**What is needed:**
What follows is a listing to be transcribed exactly.

**Records from a collection:**

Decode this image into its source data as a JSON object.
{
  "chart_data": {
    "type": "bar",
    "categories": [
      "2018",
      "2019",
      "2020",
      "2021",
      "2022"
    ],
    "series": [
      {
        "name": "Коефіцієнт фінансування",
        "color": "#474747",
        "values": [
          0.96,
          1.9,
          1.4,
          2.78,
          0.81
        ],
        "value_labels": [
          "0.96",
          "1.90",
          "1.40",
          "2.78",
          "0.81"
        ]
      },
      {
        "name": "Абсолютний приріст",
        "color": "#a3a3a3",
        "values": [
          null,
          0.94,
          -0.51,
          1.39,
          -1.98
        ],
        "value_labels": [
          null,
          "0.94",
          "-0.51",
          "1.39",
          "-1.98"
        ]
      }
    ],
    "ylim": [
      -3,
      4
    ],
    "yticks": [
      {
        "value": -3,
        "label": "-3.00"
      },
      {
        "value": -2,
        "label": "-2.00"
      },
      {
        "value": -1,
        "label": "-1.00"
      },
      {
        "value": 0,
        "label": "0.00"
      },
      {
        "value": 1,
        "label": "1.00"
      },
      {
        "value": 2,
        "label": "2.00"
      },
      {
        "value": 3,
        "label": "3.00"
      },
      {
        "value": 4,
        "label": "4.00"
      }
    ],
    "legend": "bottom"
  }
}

**Solution for this exercise:**
Decode this image into its source data as a JSON object.
{
  "chart_data": {
    "type": "bar",
    "categories": [
      "2018",
      "2019",
      "2020",
      "2021",
      "2022"
    ],
    "series": [
      {
        "name": "Коефіцієнт фінансування",
        "color": "#474747",
        "values": [
          0.96,
          1.9,
          1.4,
          2.78,
          0.81
        ],
        "value_labels": [
          "0.96",
          "1.90",
          "1.40",
          "2.78",
          "0.81"
        ]
      },
      {
        "name": "Абсолютний приріст",
        "color": "#a3a3a3",
        "values": [
          null,
          0.94,
          -0.51,
          1.39,
          -1.98
        ],
        "value_labels": [
          null,
          "0.94",
          "-0.51",
          "1.39",
          "-1.98"
        ]
      }
    ],
    "ylim": [
      -3,
      4
    ],
    "yticks": [
      {
        "value": -3,
        "label": "-3.00"
      },
      {
        "value": -2,
        "label": "-2.00"
      },
      {
        "value": -1,
        "label": "-1.00"
      },
      {
        "value": 0,
        "label": "0.00"
      },
      {
        "value": 1,
        "label": "1.00"
      },
      {
        "value": 2,
        "label": "2.00"
      },
      {
        "value": 3,
        "label": "3.00"
      },
      {
        "value": 4,
        "label": "4.00"
      }
    ],
    "legend": "bottom"
  }
}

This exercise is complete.